◆ TASK INSTRUCTIONS: In the entries that follow, how many lines hold the string "conforme"? Give only that number.

=== WORKING DATA ===

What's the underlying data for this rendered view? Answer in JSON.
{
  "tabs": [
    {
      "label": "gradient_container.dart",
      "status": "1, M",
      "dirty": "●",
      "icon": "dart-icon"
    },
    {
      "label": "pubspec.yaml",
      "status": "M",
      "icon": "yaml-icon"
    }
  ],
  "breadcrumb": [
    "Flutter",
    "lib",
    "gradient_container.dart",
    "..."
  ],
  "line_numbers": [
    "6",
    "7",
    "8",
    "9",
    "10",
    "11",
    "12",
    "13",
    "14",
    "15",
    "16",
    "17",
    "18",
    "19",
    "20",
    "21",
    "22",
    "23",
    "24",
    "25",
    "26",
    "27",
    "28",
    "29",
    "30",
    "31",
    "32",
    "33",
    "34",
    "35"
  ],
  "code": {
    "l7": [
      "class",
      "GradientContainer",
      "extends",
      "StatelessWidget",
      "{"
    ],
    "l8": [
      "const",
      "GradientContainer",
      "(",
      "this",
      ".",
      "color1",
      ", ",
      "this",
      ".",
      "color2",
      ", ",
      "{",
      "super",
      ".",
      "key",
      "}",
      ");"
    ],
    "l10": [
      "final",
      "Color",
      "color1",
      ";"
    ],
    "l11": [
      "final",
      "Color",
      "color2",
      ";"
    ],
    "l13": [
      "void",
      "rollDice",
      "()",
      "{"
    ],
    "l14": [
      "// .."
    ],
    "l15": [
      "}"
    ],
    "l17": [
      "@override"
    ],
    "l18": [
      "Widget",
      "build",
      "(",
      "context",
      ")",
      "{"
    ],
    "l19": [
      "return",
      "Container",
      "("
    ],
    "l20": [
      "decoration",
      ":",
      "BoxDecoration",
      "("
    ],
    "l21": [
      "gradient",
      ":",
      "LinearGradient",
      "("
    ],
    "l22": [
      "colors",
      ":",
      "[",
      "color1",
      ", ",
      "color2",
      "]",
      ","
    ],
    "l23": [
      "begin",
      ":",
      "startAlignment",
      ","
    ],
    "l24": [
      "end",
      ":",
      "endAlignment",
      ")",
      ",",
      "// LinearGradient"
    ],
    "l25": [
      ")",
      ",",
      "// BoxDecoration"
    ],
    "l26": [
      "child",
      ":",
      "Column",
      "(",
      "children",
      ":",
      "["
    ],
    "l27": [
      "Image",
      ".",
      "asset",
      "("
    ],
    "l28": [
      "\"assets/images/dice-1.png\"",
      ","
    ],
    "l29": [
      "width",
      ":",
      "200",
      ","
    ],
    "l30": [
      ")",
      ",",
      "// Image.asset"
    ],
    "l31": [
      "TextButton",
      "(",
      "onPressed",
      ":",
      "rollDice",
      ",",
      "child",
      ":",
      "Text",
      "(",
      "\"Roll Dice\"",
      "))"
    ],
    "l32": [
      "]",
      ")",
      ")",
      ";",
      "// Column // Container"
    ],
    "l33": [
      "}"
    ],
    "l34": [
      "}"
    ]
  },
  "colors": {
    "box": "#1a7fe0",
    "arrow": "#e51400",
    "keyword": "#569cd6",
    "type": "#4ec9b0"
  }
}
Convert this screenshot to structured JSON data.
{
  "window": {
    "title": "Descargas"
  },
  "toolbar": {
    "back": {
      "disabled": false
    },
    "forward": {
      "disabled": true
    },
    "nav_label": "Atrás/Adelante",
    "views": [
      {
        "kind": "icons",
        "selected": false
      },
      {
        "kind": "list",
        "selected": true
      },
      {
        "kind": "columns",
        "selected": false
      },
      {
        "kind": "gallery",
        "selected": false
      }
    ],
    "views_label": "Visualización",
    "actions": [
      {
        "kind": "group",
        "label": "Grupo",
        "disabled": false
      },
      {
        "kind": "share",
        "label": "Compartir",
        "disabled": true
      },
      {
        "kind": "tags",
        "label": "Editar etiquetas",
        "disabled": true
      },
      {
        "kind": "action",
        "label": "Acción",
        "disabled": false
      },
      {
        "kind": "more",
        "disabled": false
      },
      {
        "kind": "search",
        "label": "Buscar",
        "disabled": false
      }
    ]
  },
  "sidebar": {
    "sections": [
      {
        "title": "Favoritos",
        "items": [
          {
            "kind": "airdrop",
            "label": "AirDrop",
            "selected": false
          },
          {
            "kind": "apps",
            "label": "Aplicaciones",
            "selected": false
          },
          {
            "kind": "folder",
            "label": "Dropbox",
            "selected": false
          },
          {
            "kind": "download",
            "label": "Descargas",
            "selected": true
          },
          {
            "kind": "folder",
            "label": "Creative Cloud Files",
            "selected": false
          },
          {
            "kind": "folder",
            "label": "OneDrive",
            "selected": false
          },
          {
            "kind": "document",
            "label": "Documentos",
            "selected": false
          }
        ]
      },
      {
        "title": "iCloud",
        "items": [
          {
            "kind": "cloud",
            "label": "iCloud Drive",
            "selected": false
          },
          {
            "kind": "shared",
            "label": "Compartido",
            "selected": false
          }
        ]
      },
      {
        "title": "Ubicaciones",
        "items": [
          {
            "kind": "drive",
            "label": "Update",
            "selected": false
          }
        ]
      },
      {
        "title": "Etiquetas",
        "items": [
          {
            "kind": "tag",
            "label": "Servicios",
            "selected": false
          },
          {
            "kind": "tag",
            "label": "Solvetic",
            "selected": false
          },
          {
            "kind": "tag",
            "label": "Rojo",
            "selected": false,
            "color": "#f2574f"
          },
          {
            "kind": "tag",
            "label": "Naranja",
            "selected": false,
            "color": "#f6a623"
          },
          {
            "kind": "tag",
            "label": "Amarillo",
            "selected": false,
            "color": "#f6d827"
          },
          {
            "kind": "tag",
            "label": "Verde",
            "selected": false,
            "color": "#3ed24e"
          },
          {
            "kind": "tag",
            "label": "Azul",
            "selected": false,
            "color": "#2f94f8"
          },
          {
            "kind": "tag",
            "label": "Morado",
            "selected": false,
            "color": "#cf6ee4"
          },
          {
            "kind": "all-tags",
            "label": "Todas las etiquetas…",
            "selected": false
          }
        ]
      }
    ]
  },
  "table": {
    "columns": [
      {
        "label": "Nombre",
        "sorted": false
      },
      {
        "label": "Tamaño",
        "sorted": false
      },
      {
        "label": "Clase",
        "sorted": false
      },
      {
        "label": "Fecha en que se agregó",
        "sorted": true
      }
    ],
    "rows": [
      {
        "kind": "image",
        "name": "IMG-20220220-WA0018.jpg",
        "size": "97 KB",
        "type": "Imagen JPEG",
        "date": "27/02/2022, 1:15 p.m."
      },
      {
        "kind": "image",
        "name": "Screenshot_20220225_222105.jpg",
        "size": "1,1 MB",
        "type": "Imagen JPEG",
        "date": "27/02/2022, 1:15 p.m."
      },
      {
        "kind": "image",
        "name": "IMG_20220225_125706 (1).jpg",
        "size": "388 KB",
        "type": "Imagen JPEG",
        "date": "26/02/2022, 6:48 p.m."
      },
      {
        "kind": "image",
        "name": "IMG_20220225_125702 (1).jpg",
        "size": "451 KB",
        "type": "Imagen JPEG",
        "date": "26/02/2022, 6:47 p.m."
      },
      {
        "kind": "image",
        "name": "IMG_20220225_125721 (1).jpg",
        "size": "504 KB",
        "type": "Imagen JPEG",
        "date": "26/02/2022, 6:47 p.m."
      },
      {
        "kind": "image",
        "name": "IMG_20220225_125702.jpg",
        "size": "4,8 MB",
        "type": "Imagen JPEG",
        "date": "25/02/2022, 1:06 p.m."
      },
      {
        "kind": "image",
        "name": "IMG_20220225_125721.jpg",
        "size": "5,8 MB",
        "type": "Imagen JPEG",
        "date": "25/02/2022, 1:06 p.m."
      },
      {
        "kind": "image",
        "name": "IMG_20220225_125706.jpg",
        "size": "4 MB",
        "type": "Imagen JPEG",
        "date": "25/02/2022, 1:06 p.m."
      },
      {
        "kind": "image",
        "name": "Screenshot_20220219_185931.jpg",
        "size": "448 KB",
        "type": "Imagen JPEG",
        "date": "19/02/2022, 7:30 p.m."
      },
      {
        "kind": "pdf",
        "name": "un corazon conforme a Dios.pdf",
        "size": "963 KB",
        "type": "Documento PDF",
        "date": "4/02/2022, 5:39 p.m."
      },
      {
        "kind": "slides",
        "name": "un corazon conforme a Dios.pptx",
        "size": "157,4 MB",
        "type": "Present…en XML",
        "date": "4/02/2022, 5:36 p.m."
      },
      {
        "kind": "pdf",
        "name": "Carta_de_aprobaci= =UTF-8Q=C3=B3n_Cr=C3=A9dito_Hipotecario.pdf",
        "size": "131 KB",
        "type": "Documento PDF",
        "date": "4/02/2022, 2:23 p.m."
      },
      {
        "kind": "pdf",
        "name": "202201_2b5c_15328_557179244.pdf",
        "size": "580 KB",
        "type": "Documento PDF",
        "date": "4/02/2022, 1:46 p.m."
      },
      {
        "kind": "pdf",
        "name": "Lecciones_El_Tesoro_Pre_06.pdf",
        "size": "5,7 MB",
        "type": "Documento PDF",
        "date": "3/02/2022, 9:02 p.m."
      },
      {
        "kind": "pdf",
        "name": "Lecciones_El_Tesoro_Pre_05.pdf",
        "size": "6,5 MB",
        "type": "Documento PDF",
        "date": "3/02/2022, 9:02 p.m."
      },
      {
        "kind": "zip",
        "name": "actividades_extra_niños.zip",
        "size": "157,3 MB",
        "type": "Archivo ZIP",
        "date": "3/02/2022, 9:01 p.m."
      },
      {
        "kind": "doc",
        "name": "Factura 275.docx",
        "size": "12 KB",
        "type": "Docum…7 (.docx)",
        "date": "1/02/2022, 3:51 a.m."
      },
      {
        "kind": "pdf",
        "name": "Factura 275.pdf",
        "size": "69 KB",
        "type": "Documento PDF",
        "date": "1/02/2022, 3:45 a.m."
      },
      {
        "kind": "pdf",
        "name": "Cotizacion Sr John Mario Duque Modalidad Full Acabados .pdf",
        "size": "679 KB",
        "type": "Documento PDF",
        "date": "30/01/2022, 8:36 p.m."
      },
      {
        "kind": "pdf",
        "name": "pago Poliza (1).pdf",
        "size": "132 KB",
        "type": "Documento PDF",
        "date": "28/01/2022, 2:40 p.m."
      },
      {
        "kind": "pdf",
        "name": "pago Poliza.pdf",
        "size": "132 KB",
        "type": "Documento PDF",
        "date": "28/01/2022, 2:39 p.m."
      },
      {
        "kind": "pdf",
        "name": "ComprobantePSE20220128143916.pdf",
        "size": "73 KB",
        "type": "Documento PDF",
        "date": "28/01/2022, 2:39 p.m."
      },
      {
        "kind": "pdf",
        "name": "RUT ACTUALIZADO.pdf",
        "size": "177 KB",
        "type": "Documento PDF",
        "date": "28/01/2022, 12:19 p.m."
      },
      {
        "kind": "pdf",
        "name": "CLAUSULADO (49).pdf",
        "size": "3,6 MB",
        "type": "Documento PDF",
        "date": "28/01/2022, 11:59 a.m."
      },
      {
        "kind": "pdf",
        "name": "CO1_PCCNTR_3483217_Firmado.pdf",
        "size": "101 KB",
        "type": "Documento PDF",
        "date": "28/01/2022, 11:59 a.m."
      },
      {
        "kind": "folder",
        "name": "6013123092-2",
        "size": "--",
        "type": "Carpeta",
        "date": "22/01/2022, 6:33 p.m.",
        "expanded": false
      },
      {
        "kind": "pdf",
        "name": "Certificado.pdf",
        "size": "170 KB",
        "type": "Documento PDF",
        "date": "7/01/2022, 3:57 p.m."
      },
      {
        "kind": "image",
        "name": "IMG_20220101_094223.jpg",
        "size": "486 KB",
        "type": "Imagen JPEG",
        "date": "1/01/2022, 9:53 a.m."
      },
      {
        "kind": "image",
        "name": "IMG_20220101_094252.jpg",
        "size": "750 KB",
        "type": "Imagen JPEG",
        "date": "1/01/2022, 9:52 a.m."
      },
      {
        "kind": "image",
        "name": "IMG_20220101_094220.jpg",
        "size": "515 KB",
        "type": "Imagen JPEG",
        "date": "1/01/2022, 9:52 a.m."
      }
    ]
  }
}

===

◆ RESULT OF THE EXERCISE: 2